* begin *

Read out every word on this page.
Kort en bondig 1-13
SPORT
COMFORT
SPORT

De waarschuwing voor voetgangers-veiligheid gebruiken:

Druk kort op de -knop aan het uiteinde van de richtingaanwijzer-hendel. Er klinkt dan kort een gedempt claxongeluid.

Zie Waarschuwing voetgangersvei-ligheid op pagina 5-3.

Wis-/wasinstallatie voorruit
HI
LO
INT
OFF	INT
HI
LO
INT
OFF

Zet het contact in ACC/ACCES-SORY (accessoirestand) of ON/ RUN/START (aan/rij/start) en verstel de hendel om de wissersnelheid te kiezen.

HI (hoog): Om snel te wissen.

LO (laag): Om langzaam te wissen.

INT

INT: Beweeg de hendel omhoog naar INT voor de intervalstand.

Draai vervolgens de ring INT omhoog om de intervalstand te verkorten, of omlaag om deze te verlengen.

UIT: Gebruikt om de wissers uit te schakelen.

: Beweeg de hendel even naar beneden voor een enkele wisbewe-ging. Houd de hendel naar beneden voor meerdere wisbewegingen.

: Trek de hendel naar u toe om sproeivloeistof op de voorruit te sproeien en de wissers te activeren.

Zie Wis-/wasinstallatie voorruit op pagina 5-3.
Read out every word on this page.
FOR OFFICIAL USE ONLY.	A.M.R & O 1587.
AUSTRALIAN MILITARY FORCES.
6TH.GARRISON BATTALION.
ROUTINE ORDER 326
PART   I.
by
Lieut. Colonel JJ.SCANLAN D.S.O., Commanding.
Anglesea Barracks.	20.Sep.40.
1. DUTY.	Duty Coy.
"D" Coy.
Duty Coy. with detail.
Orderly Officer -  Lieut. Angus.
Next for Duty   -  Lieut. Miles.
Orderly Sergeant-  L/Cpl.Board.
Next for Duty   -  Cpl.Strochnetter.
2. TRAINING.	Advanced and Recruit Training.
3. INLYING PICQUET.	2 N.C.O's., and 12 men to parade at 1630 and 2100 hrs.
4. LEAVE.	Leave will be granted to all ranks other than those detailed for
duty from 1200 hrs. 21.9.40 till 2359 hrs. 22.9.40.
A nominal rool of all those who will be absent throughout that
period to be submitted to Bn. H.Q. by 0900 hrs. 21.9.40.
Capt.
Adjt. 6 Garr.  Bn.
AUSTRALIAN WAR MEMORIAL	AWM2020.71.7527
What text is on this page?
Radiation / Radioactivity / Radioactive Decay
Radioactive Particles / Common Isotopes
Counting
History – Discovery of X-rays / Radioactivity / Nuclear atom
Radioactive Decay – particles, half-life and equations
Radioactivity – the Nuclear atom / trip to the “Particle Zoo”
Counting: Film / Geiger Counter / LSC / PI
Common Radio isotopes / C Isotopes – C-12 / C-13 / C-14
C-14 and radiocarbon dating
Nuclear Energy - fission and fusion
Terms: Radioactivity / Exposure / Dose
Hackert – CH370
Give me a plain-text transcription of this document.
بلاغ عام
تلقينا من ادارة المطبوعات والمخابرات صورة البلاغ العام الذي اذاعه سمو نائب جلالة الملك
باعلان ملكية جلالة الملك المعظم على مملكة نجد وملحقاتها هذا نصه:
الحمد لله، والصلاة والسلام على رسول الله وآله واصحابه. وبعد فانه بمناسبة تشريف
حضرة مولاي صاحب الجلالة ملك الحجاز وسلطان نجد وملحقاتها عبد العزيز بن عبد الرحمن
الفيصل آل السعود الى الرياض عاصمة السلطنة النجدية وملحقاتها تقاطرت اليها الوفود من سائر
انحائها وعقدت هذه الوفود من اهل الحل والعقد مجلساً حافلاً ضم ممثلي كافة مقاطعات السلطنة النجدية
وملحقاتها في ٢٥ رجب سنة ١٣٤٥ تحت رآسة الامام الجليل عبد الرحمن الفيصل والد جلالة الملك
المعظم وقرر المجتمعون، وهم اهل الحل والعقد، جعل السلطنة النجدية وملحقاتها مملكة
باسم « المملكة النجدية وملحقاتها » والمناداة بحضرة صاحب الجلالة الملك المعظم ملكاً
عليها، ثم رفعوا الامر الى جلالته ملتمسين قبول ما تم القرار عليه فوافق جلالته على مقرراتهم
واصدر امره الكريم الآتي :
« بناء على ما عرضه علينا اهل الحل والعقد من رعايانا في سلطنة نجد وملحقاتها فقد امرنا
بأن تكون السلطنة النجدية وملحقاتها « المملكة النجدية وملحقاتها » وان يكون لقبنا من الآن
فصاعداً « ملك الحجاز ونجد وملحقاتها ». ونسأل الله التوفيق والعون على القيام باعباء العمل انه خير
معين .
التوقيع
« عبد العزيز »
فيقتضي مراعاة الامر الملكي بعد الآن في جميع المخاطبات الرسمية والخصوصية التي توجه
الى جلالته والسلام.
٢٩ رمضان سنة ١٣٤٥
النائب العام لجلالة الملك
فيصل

* end *

## Short exercise
Provide all the records again, word for word.

## Result for this exercise
Read out every word on this page.
Kort en bondig 1-13
SPORT
COMFORT
SPORT

De waarschuwing voor voetgangers-veiligheid gebruiken:

Druk kort op de -knop aan het uiteinde van de richtingaanwijzer-hendel. Er klinkt dan kort een gedempt claxongeluid.

Zie Waarschuwing voetgangersvei-ligheid op pagina 5-3.

Wis-/wasinstallatie voorruit
HI
LO
INT
OFF	INT
HI
LO
INT
OFF

Zet het contact in ACC/ACCES-SORY (accessoirestand) of ON/ RUN/START (aan/rij/start) en verstel de hendel om de wissersnelheid te kiezen.

HI (hoog): Om snel te wissen.

LO (laag): Om langzaam te wissen.

INT

INT: Beweeg de hendel omhoog naar INT voor de intervalstand.

Draai vervolgens de ring INT omhoog om de intervalstand te verkorten, of omlaag om deze te verlengen.

UIT: Gebruikt om de wissers uit te schakelen.

: Beweeg de hendel even naar beneden voor een enkele wisbewe-ging. Houd de hendel naar beneden voor meerdere wisbewegingen.

: Trek de hendel naar u toe om sproeivloeistof op de voorruit te sproeien en de wissers te activeren.

Zie Wis-/wasinstallatie voorruit op pagina 5-3.
Read out every word on this page.
FOR OFFICIAL USE ONLY.	A.M.R & O 1587.
AUSTRALIAN MILITARY FORCES.
6TH.GARRISON BATTALION.
ROUTINE ORDER 326
PART   I.
by
Lieut. Colonel JJ.SCANLAN D.S.O., Commanding.
Anglesea Barracks.	20.Sep.40.
1. DUTY.	Duty Coy.
"D" Coy.
Duty Coy. with detail.
Orderly Officer -  Lieut. Angus.
Next for Duty   -  Lieut. Miles.
Orderly Sergeant-  L/Cpl.Board.
Next for Duty   -  Cpl.Strochnetter.
2. TRAINING.	Advanced and Recruit Training.
3. INLYING PICQUET.	2 N.C.O's., and 12 men to parade at 1630 and 2100 hrs.
4. LEAVE.	Leave will be granted to all ranks other than those detailed for
duty from 1200 hrs. 21.9.40 till 2359 hrs. 22.9.40.
A nominal rool of all those who will be absent throughout that
period to be submitted to Bn. H.Q. by 0900 hrs. 21.9.40.
Capt.
Adjt. 6 Garr.  Bn.
AUSTRALIAN WAR MEMORIAL	AWM2020.71.7527
What text is on this page?
Radiation / Radioactivity / Radioactive Decay
Radioactive Particles / Common Isotopes
Counting
History – Discovery of X-rays / Radioactivity / Nuclear atom
Radioactive Decay – particles, half-life and equations
Radioactivity – the Nuclear atom / trip to the “Particle Zoo”
Counting: Film / Geiger Counter / LSC / PI
Common Radio isotopes / C Isotopes – C-12 / C-13 / C-14
C-14 and radiocarbon dating
Nuclear Energy - fission and fusion
Terms: Radioactivity / Exposure / Dose
Hackert – CH370
Give me a plain-text transcription of this document.
بلاغ عام
تلقينا من ادارة المطبوعات والمخابرات صورة البلاغ العام الذي اذاعه سمو نائب جلالة الملك
باعلان ملكية جلالة الملك المعظم على مملكة نجد وملحقاتها هذا نصه:
الحمد لله، والصلاة والسلام على رسول الله وآله واصحابه. وبعد فانه بمناسبة تشريف
حضرة مولاي صاحب الجلالة ملك الحجاز وسلطان نجد وملحقاتها عبد العزيز بن عبد الرحمن
الفيصل آل السعود الى الرياض عاصمة السلطنة النجدية وملحقاتها تقاطرت اليها الوفود من سائر
انحائها وعقدت هذه الوفود من اهل الحل والعقد مجلساً حافلاً ضم ممثلي كافة مقاطعات السلطنة النجدية
وملحقاتها في ٢٥ رجب سنة ١٣٤٥ تحت رآسة الامام الجليل عبد الرحمن الفيصل والد جلالة الملك
المعظم وقرر المجتمعون، وهم اهل الحل والعقد، جعل السلطنة النجدية وملحقاتها مملكة
باسم « المملكة النجدية وملحقاتها » والمناداة بحضرة صاحب الجلالة الملك المعظم ملكاً
عليها، ثم رفعوا الامر الى جلالته ملتمسين قبول ما تم القرار عليه فوافق جلالته على مقرراتهم
واصدر امره الكريم الآتي :
« بناء على ما عرضه علينا اهل الحل والعقد من رعايانا في سلطنة نجد وملحقاتها فقد امرنا
بأن تكون السلطنة النجدية وملحقاتها « المملكة النجدية وملحقاتها » وان يكون لقبنا من الآن
فصاعداً « ملك الحجاز ونجد وملحقاتها ». ونسأل الله التوفيق والعون على القيام باعباء العمل انه خير
معين .
التوقيع
« عبد العزيز »
فيقتضي مراعاة الامر الملكي بعد الآن في جميع المخاطبات الرسمية والخصوصية التي توجه
الى جلالته والسلام.
٢٩ رمضان سنة ١٣٤٥
النائب العام لجلالة الملك
فيصل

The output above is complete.